> [Instruction] Lines that include the word "POZYSKIWANIE" are the ones to copy.
━━━━━━━━━━━━━━━━━━━━
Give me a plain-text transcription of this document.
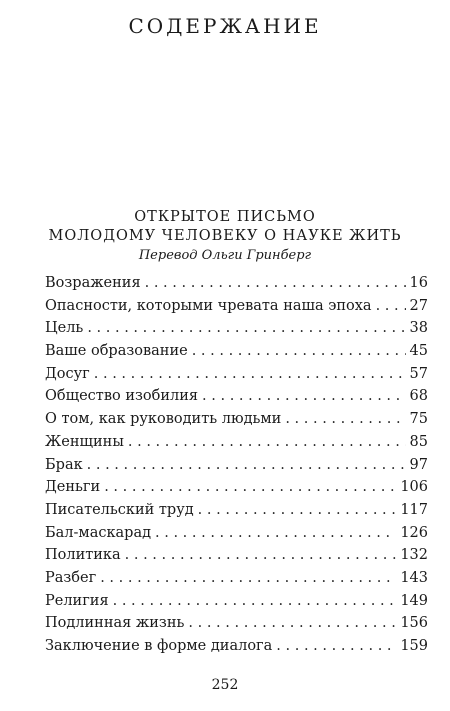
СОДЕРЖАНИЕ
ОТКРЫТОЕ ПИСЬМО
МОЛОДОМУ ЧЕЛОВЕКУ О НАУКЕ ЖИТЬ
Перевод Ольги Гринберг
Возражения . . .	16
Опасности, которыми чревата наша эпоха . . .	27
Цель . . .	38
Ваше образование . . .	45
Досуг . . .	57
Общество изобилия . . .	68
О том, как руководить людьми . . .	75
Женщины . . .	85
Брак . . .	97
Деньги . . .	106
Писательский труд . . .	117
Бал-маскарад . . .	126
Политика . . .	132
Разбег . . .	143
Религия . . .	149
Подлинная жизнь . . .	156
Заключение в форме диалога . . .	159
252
━━━━━━━━━━━━━━━━━━━━
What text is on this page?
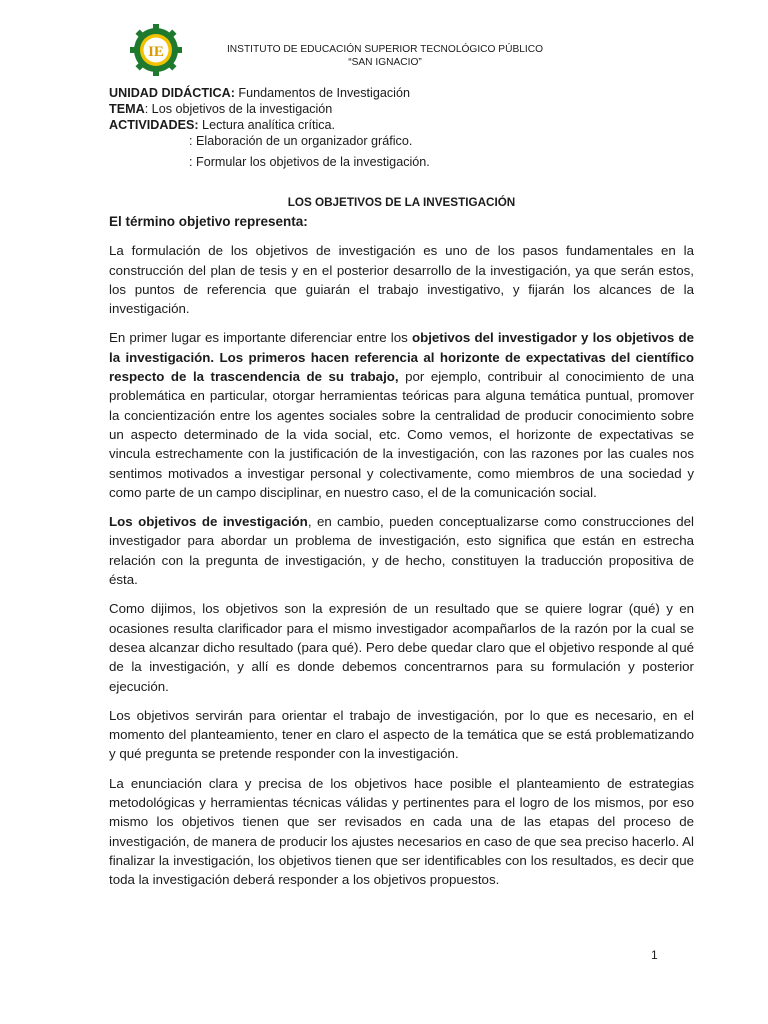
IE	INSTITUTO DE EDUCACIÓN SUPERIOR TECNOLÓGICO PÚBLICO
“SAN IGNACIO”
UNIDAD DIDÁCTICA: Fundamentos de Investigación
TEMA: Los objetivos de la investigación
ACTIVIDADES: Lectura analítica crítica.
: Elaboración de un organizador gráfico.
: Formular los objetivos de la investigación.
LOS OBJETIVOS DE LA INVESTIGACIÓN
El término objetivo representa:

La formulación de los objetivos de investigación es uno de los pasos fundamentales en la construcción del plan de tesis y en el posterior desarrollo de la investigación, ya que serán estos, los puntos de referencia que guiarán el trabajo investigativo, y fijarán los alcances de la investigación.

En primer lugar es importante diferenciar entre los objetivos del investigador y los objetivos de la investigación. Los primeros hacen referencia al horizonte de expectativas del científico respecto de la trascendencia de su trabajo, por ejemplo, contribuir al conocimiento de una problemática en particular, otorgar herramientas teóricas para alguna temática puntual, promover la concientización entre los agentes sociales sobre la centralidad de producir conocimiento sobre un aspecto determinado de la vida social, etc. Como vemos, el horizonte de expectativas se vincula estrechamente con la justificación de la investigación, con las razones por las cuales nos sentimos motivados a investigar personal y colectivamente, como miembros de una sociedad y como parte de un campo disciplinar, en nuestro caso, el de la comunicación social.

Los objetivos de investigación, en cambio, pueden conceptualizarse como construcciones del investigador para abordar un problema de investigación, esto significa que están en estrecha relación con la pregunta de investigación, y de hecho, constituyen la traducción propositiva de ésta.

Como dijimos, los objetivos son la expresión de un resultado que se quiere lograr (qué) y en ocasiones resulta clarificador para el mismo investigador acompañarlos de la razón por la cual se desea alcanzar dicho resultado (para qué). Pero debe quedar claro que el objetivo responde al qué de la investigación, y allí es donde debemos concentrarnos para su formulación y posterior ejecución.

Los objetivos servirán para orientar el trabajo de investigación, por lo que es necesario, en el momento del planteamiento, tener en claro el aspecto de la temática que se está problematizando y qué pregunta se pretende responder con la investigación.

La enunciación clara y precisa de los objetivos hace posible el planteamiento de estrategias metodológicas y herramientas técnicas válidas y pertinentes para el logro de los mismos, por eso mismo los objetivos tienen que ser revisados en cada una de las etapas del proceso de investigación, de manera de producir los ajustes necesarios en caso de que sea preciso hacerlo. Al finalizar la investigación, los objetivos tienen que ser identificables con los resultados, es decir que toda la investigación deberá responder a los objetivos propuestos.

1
━━━━━━━━━━━━━━━━━━━━
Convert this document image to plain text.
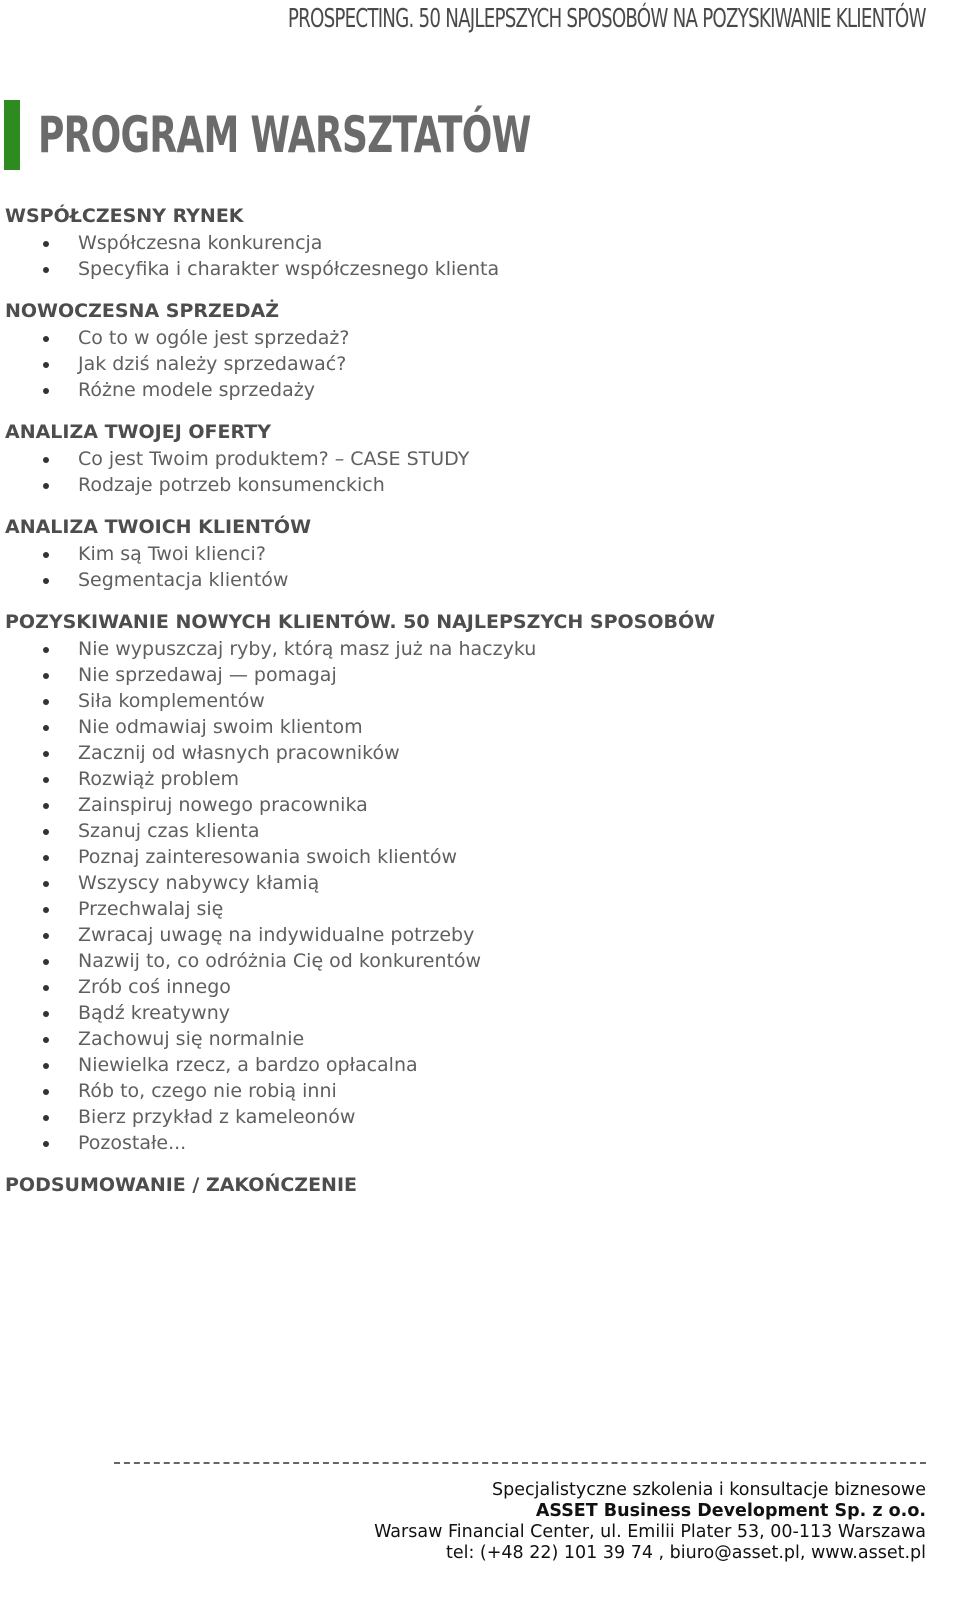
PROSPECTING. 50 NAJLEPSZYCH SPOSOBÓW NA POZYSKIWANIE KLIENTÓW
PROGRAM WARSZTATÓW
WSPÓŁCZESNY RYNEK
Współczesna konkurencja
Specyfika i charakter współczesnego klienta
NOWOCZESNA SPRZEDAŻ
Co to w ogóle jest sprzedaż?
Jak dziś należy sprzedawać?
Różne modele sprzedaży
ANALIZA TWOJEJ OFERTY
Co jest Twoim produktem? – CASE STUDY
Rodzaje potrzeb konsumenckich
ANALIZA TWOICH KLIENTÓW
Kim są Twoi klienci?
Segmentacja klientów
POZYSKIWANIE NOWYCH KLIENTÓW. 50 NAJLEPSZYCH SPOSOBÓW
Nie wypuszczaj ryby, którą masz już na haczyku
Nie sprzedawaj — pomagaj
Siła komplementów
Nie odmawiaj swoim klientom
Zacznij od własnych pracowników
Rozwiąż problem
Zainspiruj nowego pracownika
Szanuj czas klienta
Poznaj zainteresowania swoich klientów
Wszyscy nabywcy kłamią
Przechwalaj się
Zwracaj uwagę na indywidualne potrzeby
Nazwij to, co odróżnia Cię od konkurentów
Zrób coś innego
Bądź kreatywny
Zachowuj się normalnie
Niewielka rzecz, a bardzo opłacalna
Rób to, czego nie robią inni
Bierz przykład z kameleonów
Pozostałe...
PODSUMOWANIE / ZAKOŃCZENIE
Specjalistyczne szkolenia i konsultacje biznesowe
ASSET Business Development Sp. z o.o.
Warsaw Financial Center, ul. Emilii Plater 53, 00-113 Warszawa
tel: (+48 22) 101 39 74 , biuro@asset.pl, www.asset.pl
━━━━━━━━━━━━━━━━━━━━
> [Right answer]
PROSPECTING. 50 NAJLEPSZYCH SPOSOBÓW NA POZYSKIWANIE KLIENTÓW
POZYSKIWANIE NOWYCH KLIENTÓW. 50 NAJLEPSZYCH SPOSOBÓW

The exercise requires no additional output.